___ Items ___

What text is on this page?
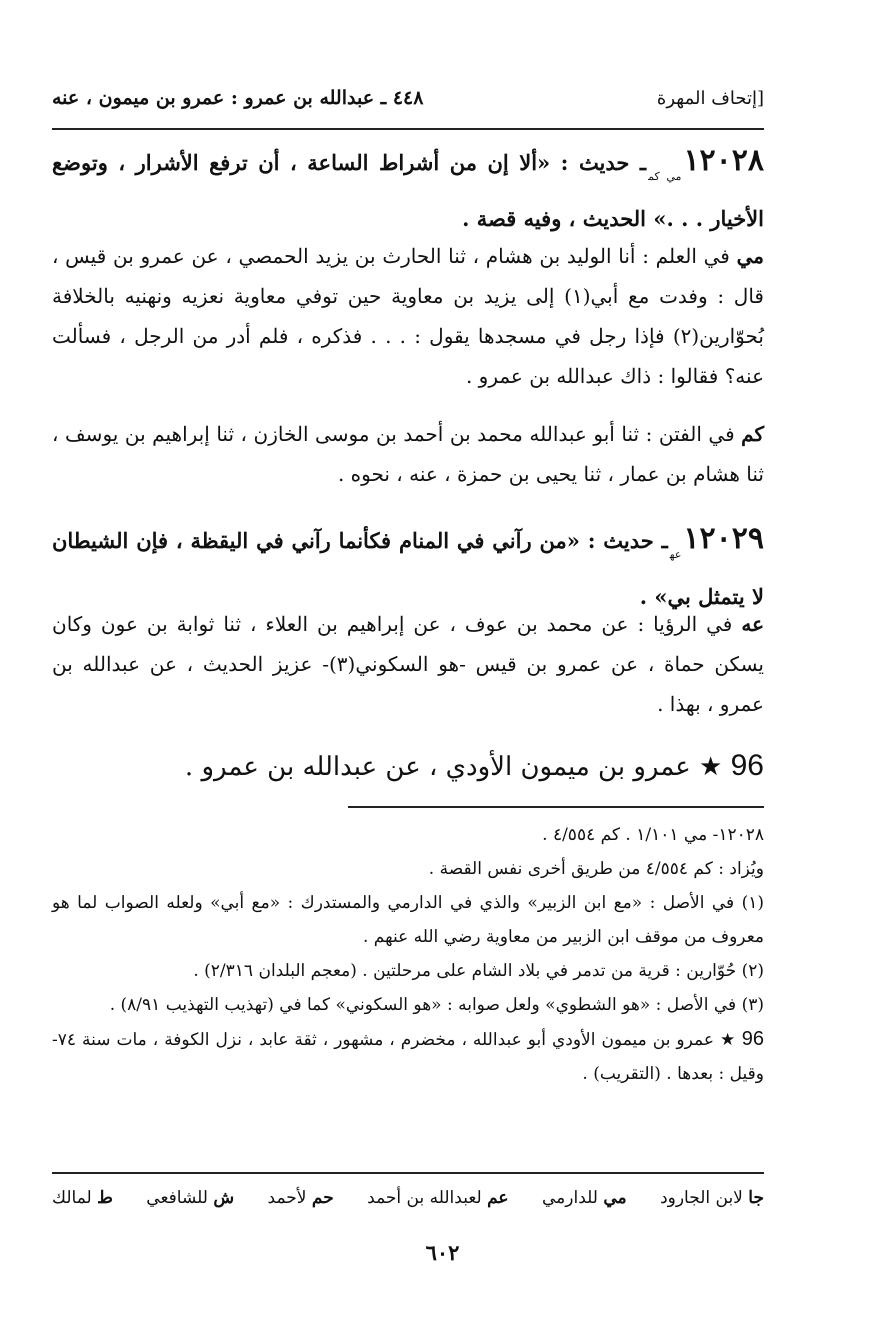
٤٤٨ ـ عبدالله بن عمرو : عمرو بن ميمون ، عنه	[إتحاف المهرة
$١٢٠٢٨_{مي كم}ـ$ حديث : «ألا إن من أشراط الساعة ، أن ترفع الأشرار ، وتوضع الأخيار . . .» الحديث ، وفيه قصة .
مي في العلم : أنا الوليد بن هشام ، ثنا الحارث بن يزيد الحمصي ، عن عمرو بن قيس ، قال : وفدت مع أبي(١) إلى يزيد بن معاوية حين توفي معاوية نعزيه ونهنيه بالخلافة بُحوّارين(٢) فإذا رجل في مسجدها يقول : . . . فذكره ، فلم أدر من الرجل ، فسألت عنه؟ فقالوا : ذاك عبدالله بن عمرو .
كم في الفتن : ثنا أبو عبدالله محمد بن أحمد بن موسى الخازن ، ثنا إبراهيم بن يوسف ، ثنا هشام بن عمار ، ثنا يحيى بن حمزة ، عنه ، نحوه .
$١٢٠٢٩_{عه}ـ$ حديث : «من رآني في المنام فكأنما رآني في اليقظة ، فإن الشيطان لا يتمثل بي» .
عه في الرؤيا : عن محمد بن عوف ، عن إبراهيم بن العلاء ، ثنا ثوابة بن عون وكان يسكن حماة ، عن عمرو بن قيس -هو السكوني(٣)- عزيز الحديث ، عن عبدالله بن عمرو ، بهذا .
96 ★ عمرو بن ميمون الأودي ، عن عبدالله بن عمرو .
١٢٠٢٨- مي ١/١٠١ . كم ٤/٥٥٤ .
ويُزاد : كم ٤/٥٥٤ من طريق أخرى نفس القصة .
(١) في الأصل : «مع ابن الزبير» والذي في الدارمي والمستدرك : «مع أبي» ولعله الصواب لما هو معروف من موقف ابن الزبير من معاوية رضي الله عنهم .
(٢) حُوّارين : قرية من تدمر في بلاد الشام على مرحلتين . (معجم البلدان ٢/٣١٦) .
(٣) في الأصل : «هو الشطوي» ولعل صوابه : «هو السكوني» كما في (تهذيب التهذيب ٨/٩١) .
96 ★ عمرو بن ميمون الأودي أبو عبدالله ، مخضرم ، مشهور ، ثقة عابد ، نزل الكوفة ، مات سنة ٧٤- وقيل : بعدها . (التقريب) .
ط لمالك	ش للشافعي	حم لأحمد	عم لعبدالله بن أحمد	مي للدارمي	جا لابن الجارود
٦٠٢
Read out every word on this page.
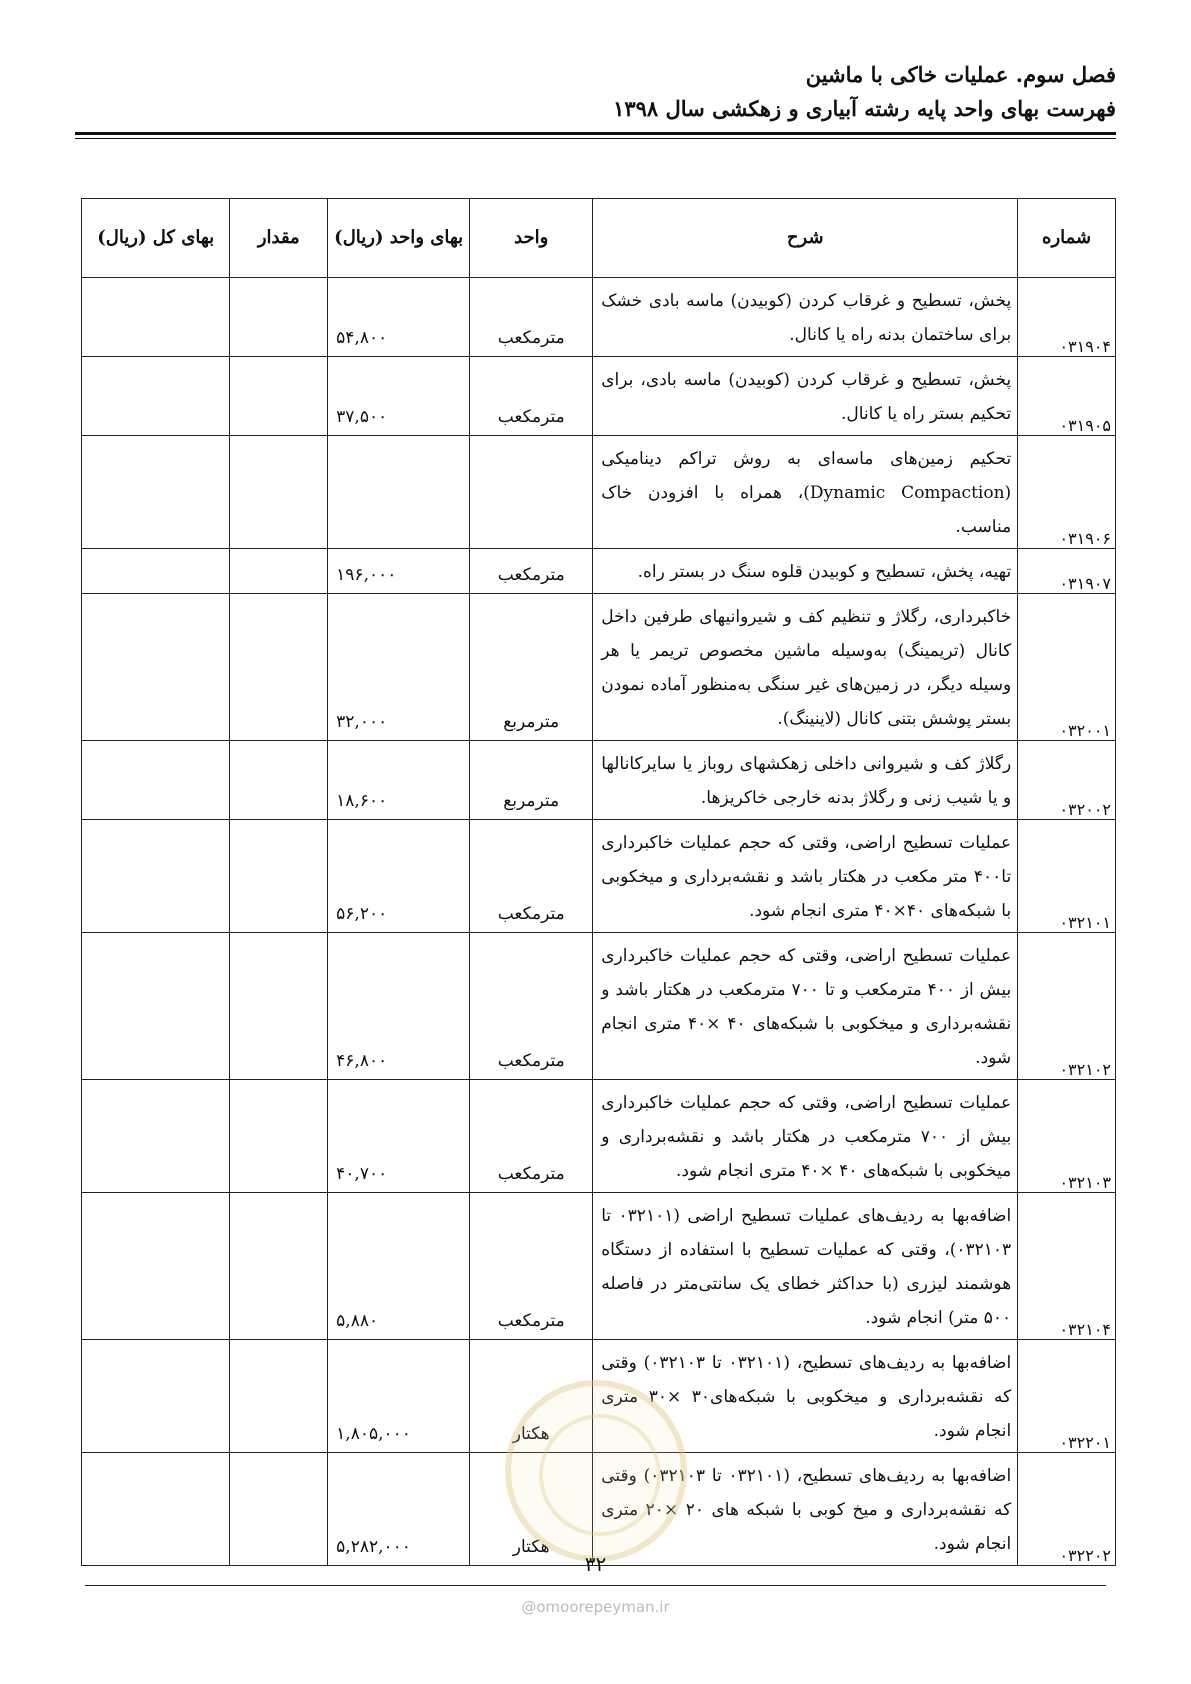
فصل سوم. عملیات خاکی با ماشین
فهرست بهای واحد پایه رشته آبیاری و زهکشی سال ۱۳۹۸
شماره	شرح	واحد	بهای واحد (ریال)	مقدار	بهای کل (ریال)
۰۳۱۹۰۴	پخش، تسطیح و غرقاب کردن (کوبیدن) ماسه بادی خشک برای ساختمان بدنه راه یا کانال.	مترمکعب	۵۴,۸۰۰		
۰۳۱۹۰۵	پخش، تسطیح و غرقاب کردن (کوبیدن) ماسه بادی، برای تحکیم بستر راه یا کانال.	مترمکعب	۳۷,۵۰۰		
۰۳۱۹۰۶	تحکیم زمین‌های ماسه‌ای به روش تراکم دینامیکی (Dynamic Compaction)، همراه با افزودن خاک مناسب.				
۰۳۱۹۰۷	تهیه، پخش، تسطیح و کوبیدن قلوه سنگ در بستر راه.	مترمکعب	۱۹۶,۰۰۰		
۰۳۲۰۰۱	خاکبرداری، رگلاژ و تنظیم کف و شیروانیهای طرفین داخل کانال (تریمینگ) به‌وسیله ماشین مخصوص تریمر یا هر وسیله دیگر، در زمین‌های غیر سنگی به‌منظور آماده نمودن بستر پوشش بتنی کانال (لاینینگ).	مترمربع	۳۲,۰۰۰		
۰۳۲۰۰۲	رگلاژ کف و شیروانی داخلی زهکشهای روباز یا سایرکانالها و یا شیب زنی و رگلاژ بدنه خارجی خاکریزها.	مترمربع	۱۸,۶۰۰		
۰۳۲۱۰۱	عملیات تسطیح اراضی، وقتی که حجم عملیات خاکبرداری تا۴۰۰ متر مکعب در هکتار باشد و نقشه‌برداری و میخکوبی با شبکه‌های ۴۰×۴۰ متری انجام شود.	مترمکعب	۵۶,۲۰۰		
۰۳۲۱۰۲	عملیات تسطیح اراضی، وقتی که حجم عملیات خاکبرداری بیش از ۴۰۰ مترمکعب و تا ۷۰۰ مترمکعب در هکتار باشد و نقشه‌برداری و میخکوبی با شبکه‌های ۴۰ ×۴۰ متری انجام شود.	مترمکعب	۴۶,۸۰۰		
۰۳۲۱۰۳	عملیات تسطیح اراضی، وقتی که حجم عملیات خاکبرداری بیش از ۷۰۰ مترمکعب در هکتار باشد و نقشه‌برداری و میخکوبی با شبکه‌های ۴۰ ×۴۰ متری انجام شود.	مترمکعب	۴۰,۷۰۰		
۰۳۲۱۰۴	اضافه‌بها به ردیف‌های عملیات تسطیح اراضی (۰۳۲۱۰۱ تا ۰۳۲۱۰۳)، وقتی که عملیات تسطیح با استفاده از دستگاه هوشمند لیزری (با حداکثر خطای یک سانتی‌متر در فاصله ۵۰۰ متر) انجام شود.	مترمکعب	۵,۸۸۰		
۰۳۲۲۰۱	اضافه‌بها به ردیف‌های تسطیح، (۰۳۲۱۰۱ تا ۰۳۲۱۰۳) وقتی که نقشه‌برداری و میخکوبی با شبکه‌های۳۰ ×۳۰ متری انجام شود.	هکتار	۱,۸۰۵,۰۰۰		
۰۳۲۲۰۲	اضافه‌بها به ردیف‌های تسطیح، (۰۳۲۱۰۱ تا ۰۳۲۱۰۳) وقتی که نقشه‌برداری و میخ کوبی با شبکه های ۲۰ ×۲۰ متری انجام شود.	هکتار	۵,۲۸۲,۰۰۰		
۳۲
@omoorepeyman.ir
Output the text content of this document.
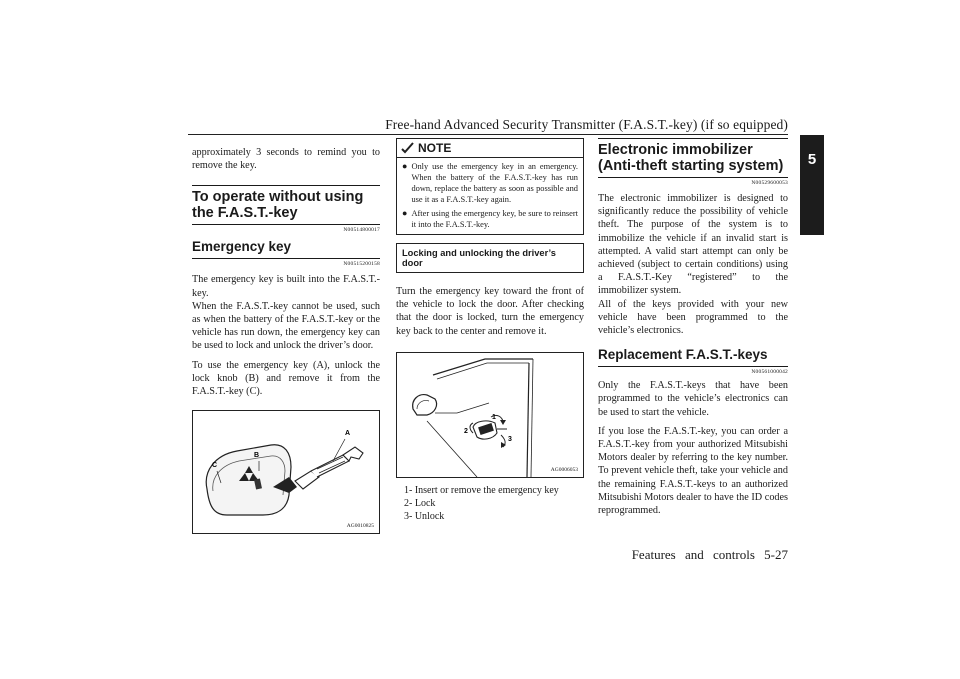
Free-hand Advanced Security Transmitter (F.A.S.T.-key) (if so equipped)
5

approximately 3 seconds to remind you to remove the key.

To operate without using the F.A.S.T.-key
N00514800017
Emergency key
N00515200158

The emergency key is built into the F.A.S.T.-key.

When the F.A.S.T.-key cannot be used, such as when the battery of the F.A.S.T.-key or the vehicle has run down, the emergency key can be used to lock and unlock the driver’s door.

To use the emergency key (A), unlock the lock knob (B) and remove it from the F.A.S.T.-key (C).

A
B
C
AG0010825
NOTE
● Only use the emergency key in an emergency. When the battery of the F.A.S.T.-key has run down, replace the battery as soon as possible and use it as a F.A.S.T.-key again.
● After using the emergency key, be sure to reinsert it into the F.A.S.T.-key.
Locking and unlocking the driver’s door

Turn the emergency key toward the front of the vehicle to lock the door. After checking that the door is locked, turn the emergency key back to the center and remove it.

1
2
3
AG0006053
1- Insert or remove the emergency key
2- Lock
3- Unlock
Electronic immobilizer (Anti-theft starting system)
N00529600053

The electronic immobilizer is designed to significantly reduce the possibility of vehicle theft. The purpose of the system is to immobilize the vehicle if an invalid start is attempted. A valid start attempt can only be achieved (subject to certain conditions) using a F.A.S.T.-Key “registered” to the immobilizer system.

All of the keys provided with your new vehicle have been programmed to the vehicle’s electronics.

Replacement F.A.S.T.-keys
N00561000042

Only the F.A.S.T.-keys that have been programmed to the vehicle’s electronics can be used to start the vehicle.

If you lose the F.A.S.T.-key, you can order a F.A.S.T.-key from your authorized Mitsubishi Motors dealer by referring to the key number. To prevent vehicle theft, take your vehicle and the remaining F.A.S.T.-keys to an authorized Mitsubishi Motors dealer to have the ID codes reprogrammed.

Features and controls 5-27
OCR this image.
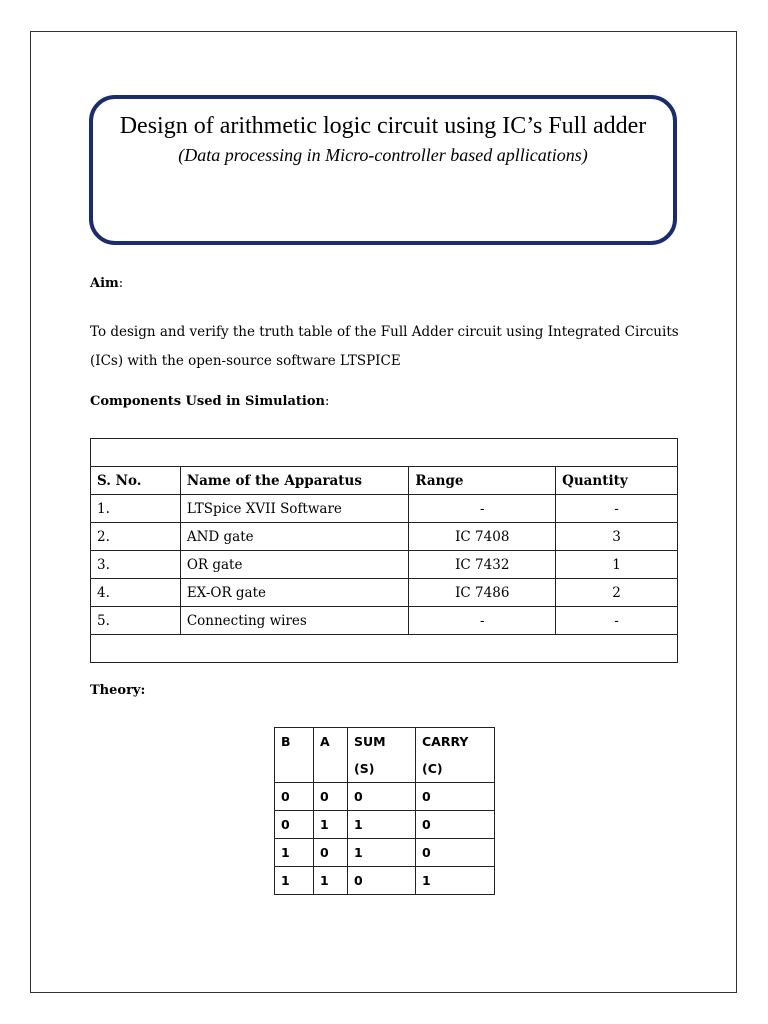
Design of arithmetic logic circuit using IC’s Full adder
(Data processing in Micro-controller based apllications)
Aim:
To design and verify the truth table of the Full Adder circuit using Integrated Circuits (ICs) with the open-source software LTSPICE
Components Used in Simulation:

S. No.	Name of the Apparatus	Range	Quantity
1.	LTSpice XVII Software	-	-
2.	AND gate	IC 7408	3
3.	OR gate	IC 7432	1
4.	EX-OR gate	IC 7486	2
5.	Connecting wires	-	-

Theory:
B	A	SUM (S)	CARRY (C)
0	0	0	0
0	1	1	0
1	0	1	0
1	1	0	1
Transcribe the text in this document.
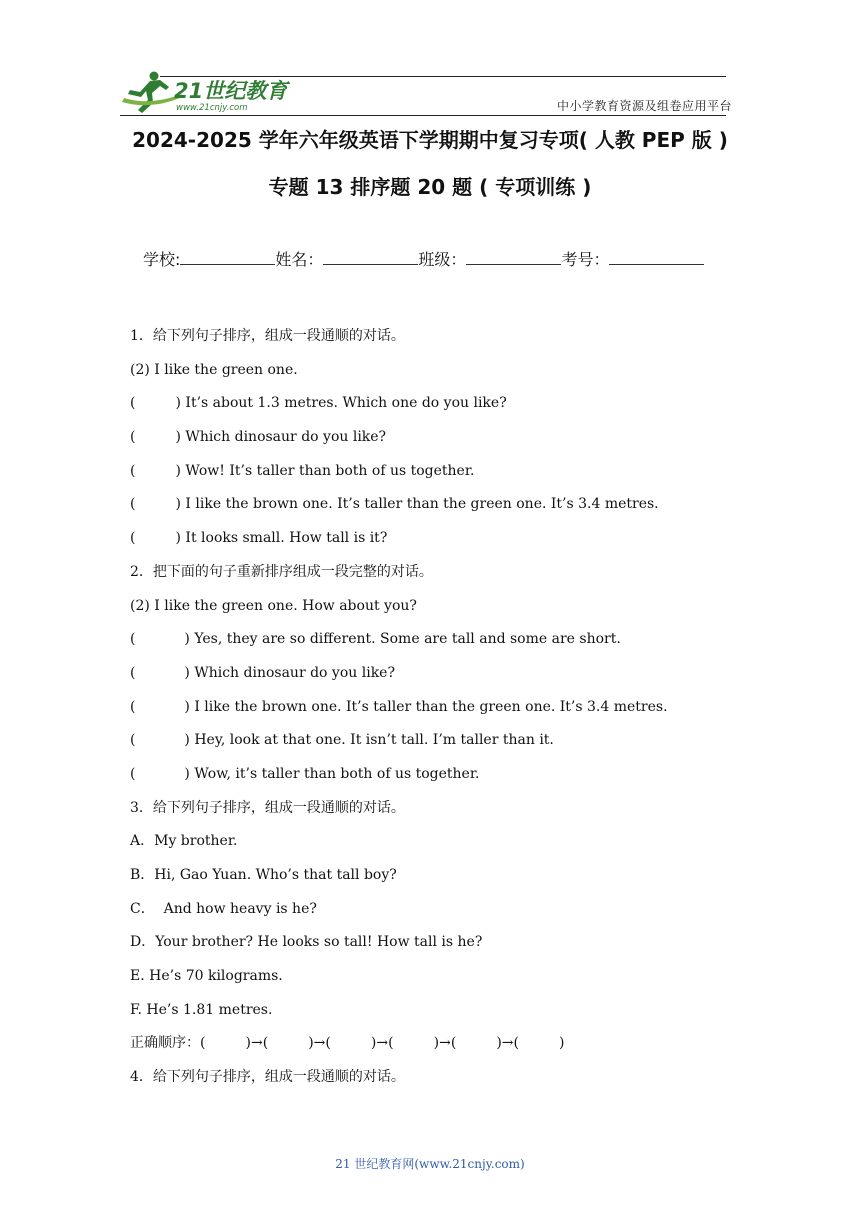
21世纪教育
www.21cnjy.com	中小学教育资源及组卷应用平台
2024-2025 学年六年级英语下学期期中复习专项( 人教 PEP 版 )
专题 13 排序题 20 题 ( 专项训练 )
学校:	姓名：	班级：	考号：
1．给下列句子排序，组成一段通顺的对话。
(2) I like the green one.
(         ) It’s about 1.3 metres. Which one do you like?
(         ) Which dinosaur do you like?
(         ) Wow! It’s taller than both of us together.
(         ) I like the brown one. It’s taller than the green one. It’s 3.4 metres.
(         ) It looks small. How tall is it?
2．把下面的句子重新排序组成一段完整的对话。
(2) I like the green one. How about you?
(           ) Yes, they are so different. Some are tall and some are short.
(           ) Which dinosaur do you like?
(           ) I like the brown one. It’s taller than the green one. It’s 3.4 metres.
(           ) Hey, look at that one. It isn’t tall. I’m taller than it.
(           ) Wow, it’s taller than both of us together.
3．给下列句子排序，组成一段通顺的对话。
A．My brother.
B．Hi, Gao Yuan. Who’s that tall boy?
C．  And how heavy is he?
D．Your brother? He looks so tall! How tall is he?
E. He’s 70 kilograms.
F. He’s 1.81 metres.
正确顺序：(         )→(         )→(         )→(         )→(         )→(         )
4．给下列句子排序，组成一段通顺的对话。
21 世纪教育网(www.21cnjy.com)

___

• Problem statement: Reproduce the material above exactly, but only from the line with "OCR this image." through its last line, leaving pictures out.

• The output:
OCR this image.
Design of arithmetic logic circuit using IC’s Full adder
(Data processing in Micro-controller based apllications)
Aim:
To design and verify the truth table of the Full Adder circuit using Integrated Circuits (ICs) with the open-source software LTSPICE
Components Used in Simulation:

S. No.	Name of the Apparatus	Range	Quantity
1.	LTSpice XVII Software	-	-
2.	AND gate	IC 7408	3
3.	OR gate	IC 7432	1
4.	EX-OR gate	IC 7486	2
5.	Connecting wires	-	-

Theory:
B	A	SUM (S)	CARRY (C)
0	0	0	0
0	1	1	0
1	0	1	0
1	1	0	1
Transcribe the text in this document.
21世纪教育
www.21cnjy.com	中小学教育资源及组卷应用平台
2024-2025 学年六年级英语下学期期中复习专项( 人教 PEP 版 )
专题 13 排序题 20 题 ( 专项训练 )
学校:	姓名：	班级：	考号：
1．给下列句子排序，组成一段通顺的对话。
(2) I like the green one.
(         ) It’s about 1.3 metres. Which one do you like?
(         ) Which dinosaur do you like?
(         ) Wow! It’s taller than both of us together.
(         ) I like the brown one. It’s taller than the green one. It’s 3.4 metres.
(         ) It looks small. How tall is it?
2．把下面的句子重新排序组成一段完整的对话。
(2) I like the green one. How about you?
(           ) Yes, they are so different. Some are tall and some are short.
(           ) Which dinosaur do you like?
(           ) I like the brown one. It’s taller than the green one. It’s 3.4 metres.
(           ) Hey, look at that one. It isn’t tall. I’m taller than it.
(           ) Wow, it’s taller than both of us together.
3．给下列句子排序，组成一段通顺的对话。
A．My brother.
B．Hi, Gao Yuan. Who’s that tall boy?
C．  And how heavy is he?
D．Your brother? He looks so tall! How tall is he?
E. He’s 70 kilograms.
F. He’s 1.81 metres.
正确顺序：(         )→(         )→(         )→(         )→(         )→(         )
4．给下列句子排序，组成一段通顺的对话。
21 世纪教育网(www.21cnjy.com)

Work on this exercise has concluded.